- **Given request**: Tell how many lines in the data below hold the string "name"; give nothing but the number.

- **Data provided**:
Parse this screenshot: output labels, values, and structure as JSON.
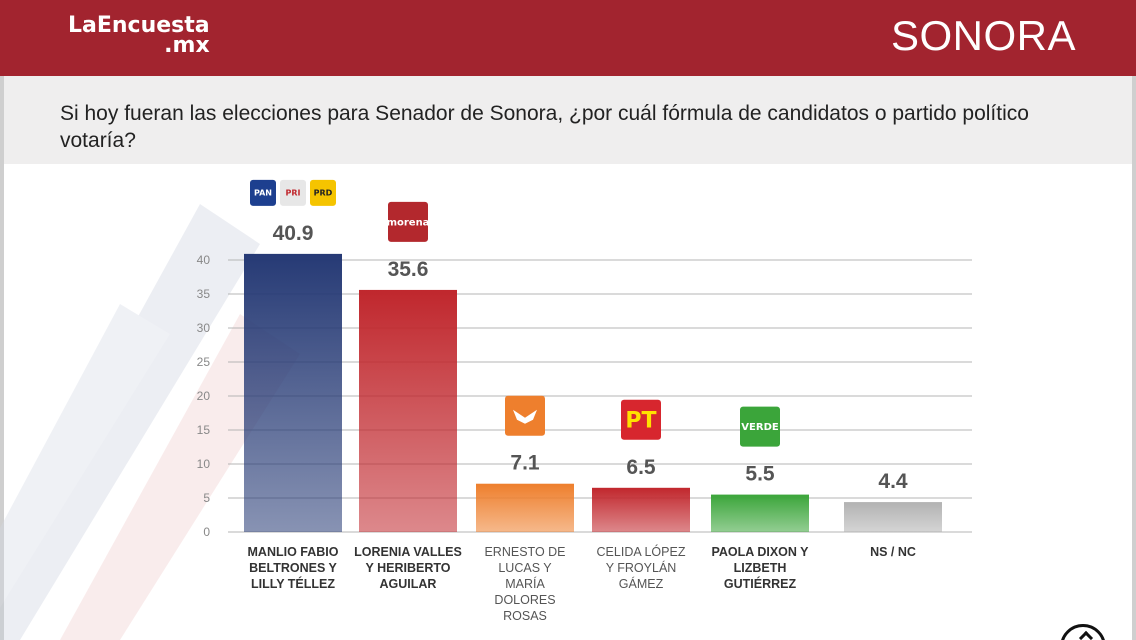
{
  "header": {
    "brand_line1": "LaEncuesta",
    "brand_line2": ".mx",
    "region": "SONORA"
  },
  "question": "Si hoy fueran las elecciones para Senador de Sonora, ¿por cuál fórmula de candidatos o partido político votaría?",
  "colors": {
    "header_bg": "#a2242f",
    "question_bg": "#efeeee",
    "grid": "#b5b5b5"
  },
  "chart_data": {
    "type": "bar",
    "title": "Si hoy fueran las elecciones para Senador de Sonora, ¿por cuál fórmula de candidatos o partido político votaría?",
    "xlabel": "",
    "ylabel": "",
    "ylim": [
      0,
      40
    ],
    "yticks": [
      0,
      5,
      10,
      15,
      20,
      25,
      30,
      35,
      40
    ],
    "grid": true,
    "categories": [
      [
        "MANLIO FABIO",
        "BELTRONES Y",
        "LILLY TÉLLEZ"
      ],
      [
        "LORENIA VALLES",
        "Y HERIBERTO",
        "AGUILAR"
      ],
      [
        "ERNESTO DE",
        "LUCAS Y",
        "MARÍA",
        "DOLORES",
        "ROSAS"
      ],
      [
        "CELIDA LÓPEZ",
        "Y FROYLÁN",
        "GÁMEZ"
      ],
      [
        "PAOLA DIXON Y",
        "LIZBETH",
        "GUTIÉRREZ"
      ],
      [
        "NS / NC"
      ]
    ],
    "values": [
      40.9,
      35.6,
      7.1,
      6.5,
      5.5,
      4.4
    ],
    "value_labels": [
      "40.9",
      "35.6",
      "7.1",
      "6.5",
      "5.5",
      "4.4"
    ],
    "bar_colors": [
      "#263a75",
      "#c0272d",
      "#ee7f2d",
      "#c1272d",
      "#3ba53a",
      "#b2b2b2"
    ],
    "bold_categories": [
      true,
      true,
      false,
      false,
      true,
      true
    ],
    "party_logos": [
      [
        {
          "name": "pan-logo",
          "text": "PAN",
          "bg": "#1d3f8f",
          "fg": "#ffffff"
        },
        {
          "name": "pri-logo",
          "text": "PRI",
          "bg": "#e7e7e7",
          "fg": "#c0272d"
        },
        {
          "name": "prd-logo",
          "text": "PRD",
          "bg": "#f5c400",
          "fg": "#222222"
        }
      ],
      [
        {
          "name": "morena-logo",
          "text": "morena",
          "bg": "#b3282d",
          "fg": "#ffffff"
        }
      ],
      [
        {
          "name": "movimiento-ciudadano-logo",
          "text": "",
          "bg": "#ee7f2d",
          "fg": "#ffffff"
        }
      ],
      [
        {
          "name": "pt-logo",
          "text": "PT",
          "bg": "#d7262e",
          "fg": "#ffe100"
        }
      ],
      [
        {
          "name": "verde-logo",
          "text": "VERDE",
          "bg": "#3ba53a",
          "fg": "#ffffff"
        }
      ],
      []
    ]
  }
}
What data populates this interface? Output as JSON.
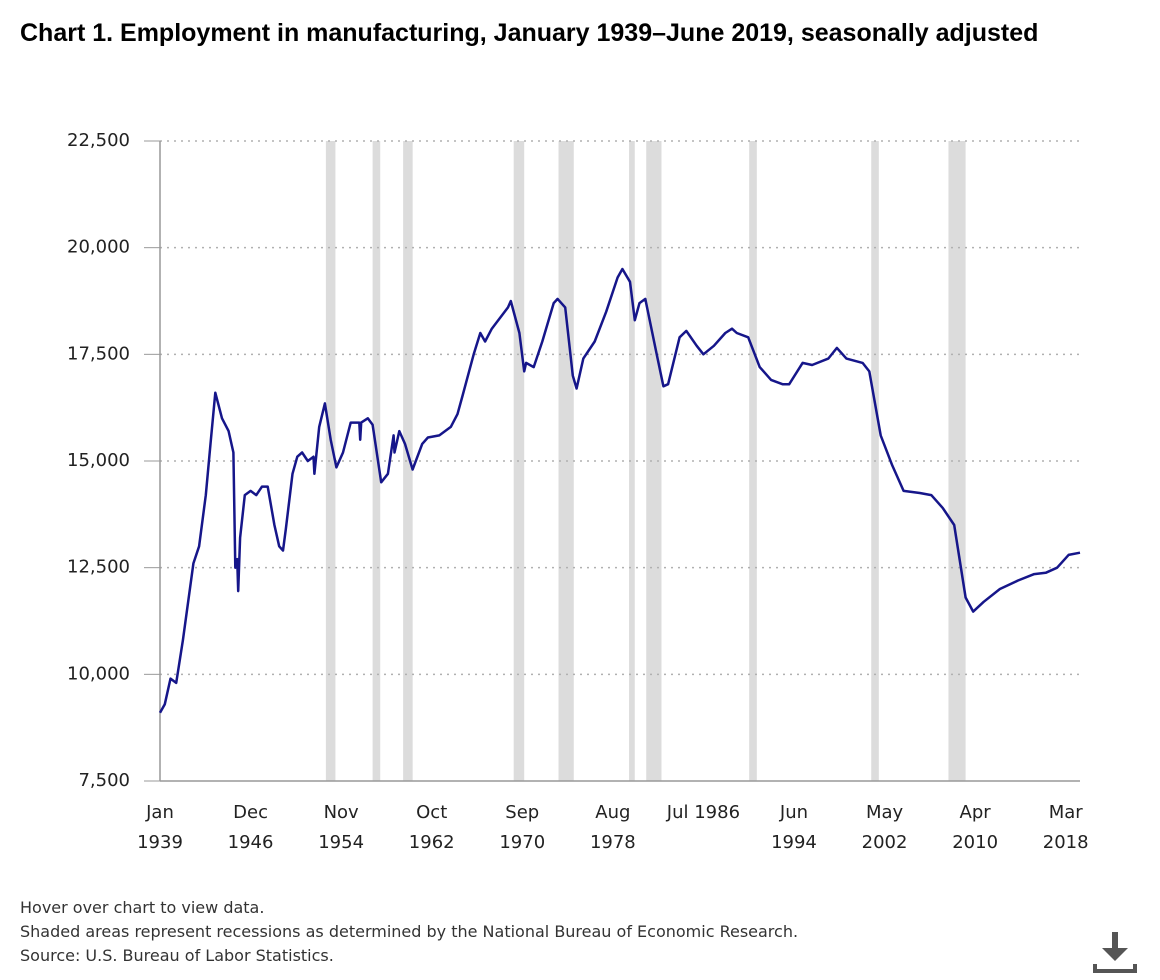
{
  "chart_data": {
    "type": "line",
    "title": "Chart 1. Employment in manufacturing, January 1939–June 2019, seasonally adjusted",
    "notes": [
      "Hover over chart to view data.",
      "Shaded areas represent recessions as determined by the National Bureau of Economic Research.",
      "Source: U.S. Bureau of Labor Statistics."
    ],
    "ylim": [
      7500,
      22500
    ],
    "yticks": [
      {
        "value": 7500,
        "label": "7,500"
      },
      {
        "value": 10000,
        "label": "10,000"
      },
      {
        "value": 12500,
        "label": "12,500"
      },
      {
        "value": 15000,
        "label": "15,000"
      },
      {
        "value": 17500,
        "label": "17,500"
      },
      {
        "value": 20000,
        "label": "20,000"
      },
      {
        "value": 22500,
        "label": "22,500"
      }
    ],
    "xlim": [
      "1939-01",
      "2019-06"
    ],
    "xticks": [
      {
        "value": "1939-01",
        "label": [
          "Jan",
          "1939"
        ]
      },
      {
        "value": "1946-12",
        "label": [
          "Dec",
          "1946"
        ]
      },
      {
        "value": "1954-11",
        "label": [
          "Nov",
          "1954"
        ]
      },
      {
        "value": "1962-10",
        "label": [
          "Oct",
          "1962"
        ]
      },
      {
        "value": "1970-09",
        "label": [
          "Sep",
          "1970"
        ]
      },
      {
        "value": "1978-08",
        "label": [
          "Aug",
          "1978"
        ]
      },
      {
        "value": "1986-07",
        "label": [
          "Jul 1986"
        ]
      },
      {
        "value": "1994-06",
        "label": [
          "Jun",
          "1994"
        ]
      },
      {
        "value": "2002-05",
        "label": [
          "May",
          "2002"
        ]
      },
      {
        "value": "2010-04",
        "label": [
          "Apr",
          "2010"
        ]
      },
      {
        "value": "2018-03",
        "label": [
          "Mar",
          "2018"
        ]
      }
    ],
    "grid": true,
    "recession_color": "#dcdcdc",
    "recessions": [
      [
        "1953-07",
        "1954-05"
      ],
      [
        "1957-08",
        "1958-04"
      ],
      [
        "1960-04",
        "1961-02"
      ],
      [
        "1969-12",
        "1970-11"
      ],
      [
        "1973-11",
        "1975-03"
      ],
      [
        "1980-01",
        "1980-07"
      ],
      [
        "1981-07",
        "1982-11"
      ],
      [
        "1990-07",
        "1991-03"
      ],
      [
        "2001-03",
        "2001-11"
      ],
      [
        "2007-12",
        "2009-06"
      ]
    ],
    "x": [
      "1939-01",
      "1939-06",
      "1939-12",
      "1940-06",
      "1941-01",
      "1941-12",
      "1942-06",
      "1943-01",
      "1943-06",
      "1943-11",
      "1944-06",
      "1945-01",
      "1945-06",
      "1945-08",
      "1945-10",
      "1945-11",
      "1946-01",
      "1946-06",
      "1946-12",
      "1947-06",
      "1947-12",
      "1948-06",
      "1949-01",
      "1949-06",
      "1949-10",
      "1950-01",
      "1950-08",
      "1951-01",
      "1951-06",
      "1951-12",
      "1952-06",
      "1952-07",
      "1952-12",
      "1953-06",
      "1953-12",
      "1954-06",
      "1955-01",
      "1955-09",
      "1956-06",
      "1956-07",
      "1956-08",
      "1957-03",
      "1957-08",
      "1958-05",
      "1958-12",
      "1959-06",
      "1959-07",
      "1959-12",
      "1960-06",
      "1961-02",
      "1961-12",
      "1962-06",
      "1963-06",
      "1964-06",
      "1965-01",
      "1965-06",
      "1966-06",
      "1967-01",
      "1967-06",
      "1968-01",
      "1969-06",
      "1969-09",
      "1970-06",
      "1970-11",
      "1971-01",
      "1971-09",
      "1972-06",
      "1973-06",
      "1973-10",
      "1974-06",
      "1975-02",
      "1975-06",
      "1976-01",
      "1977-01",
      "1978-01",
      "1979-01",
      "1979-06",
      "1980-02",
      "1980-07",
      "1980-12",
      "1981-06",
      "1982-06",
      "1983-01",
      "1983-06",
      "1984-06",
      "1985-01",
      "1985-12",
      "1986-07",
      "1987-06",
      "1988-06",
      "1989-01",
      "1989-06",
      "1990-06",
      "1991-06",
      "1992-06",
      "1993-06",
      "1994-01",
      "1995-03",
      "1996-01",
      "1997-06",
      "1998-03",
      "1999-01",
      "2000-06",
      "2001-01",
      "2002-01",
      "2003-01",
      "2004-01",
      "2005-06",
      "2006-06",
      "2007-06",
      "2008-06",
      "2009-06",
      "2010-02",
      "2011-01",
      "2012-06",
      "2014-01",
      "2015-06",
      "2016-06",
      "2017-06",
      "2018-06",
      "2019-06"
    ],
    "series": [
      {
        "name": "Employment in manufacturing",
        "color": "#16168a",
        "values": [
          9100,
          9300,
          9900,
          9800,
          10800,
          12600,
          13000,
          14200,
          15400,
          16600,
          16000,
          15700,
          15200,
          12500,
          12700,
          11950,
          13200,
          14200,
          14300,
          14200,
          14400,
          14400,
          13500,
          13000,
          12900,
          13400,
          14700,
          15100,
          15200,
          15000,
          15100,
          14700,
          15800,
          16350,
          15500,
          14850,
          15200,
          15900,
          15900,
          15500,
          15900,
          16000,
          15850,
          14500,
          14700,
          15600,
          15200,
          15700,
          15400,
          14800,
          15400,
          15550,
          15600,
          15800,
          16100,
          16500,
          17500,
          18000,
          17800,
          18100,
          18600,
          18750,
          18000,
          17100,
          17300,
          17200,
          17800,
          18700,
          18800,
          18600,
          17000,
          16700,
          17400,
          17800,
          18500,
          19300,
          19500,
          19200,
          18300,
          18700,
          18800,
          17500,
          16750,
          16800,
          17900,
          18050,
          17700,
          17500,
          17700,
          18000,
          18100,
          18000,
          17900,
          17200,
          16900,
          16800,
          16800,
          17300,
          17250,
          17400,
          17650,
          17400,
          17300,
          17100,
          15600,
          14900,
          14300,
          14250,
          14200,
          13900,
          13500,
          11800,
          11470,
          11700,
          12000,
          12200,
          12350,
          12380,
          12500,
          12800,
          12850
        ]
      }
    ]
  }
}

- **Answer to the exercise**: 8